TASK DETAILS:
Give the number of lines that include the word "icon", and nothing else.

LISTED ENTRIES:

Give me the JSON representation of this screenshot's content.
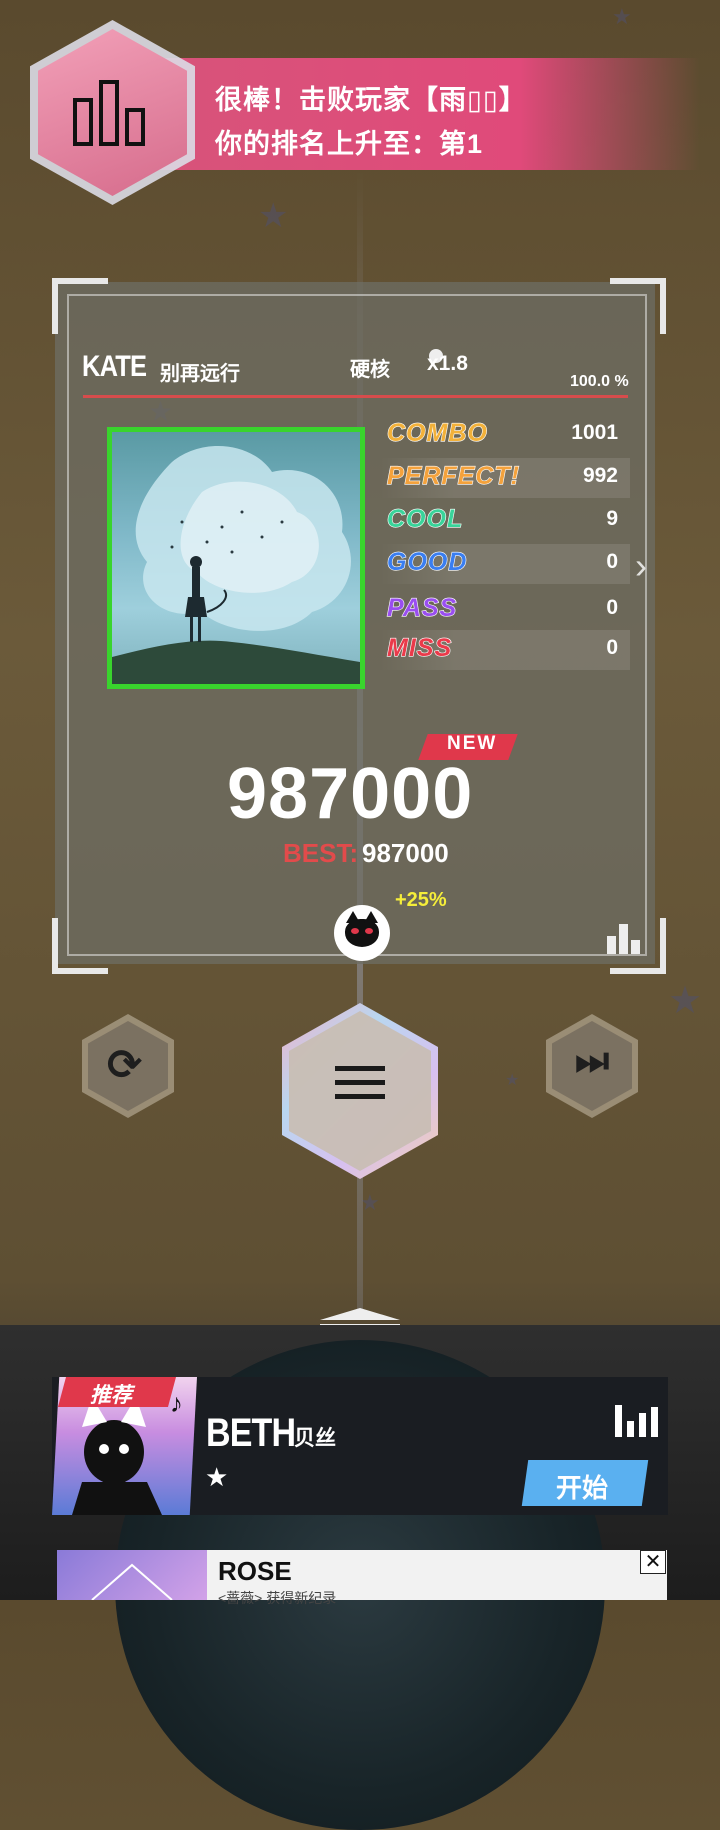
{
  "notification": {
    "line1": "很棒！击败玩家【雨▯▯】",
    "line2": "你的排名上升至：第1"
  },
  "song": {
    "artist": "KATE",
    "title": "别再远行",
    "difficulty": "硬核",
    "speed": "x1.8",
    "accuracy": "100.0 %"
  },
  "judgements": [
    {
      "label": "COMBO",
      "value": "1001",
      "color": "#f2b13a"
    },
    {
      "label": "PERFECT!",
      "value": "992",
      "color": "#f4a23c"
    },
    {
      "label": "COOL",
      "value": "9",
      "color": "#3ad49a"
    },
    {
      "label": "GOOD",
      "value": "0",
      "color": "#3a7ef0"
    },
    {
      "label": "PASS",
      "value": "0",
      "color": "#9a4ef0"
    },
    {
      "label": "MISS",
      "value": "0",
      "color": "#ea3a4a"
    }
  ],
  "result": {
    "new_label": "NEW",
    "score": "987000",
    "best_label": "BEST:",
    "best_value": "987000",
    "bonus": "+25%"
  },
  "controls": {
    "retry_icon": "retry-icon",
    "menu_icon": "menu-icon",
    "next_icon": "skip-next-icon"
  },
  "recommend": {
    "tag": "推荐",
    "name": "BETH",
    "subtitle": "贝丝",
    "stars": "★",
    "start_label": "开始"
  },
  "next_card": {
    "name": "ROSE",
    "subtitle": "<蔷薇> 获得新纪录",
    "close": "✕"
  }
}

RESPONSE:
3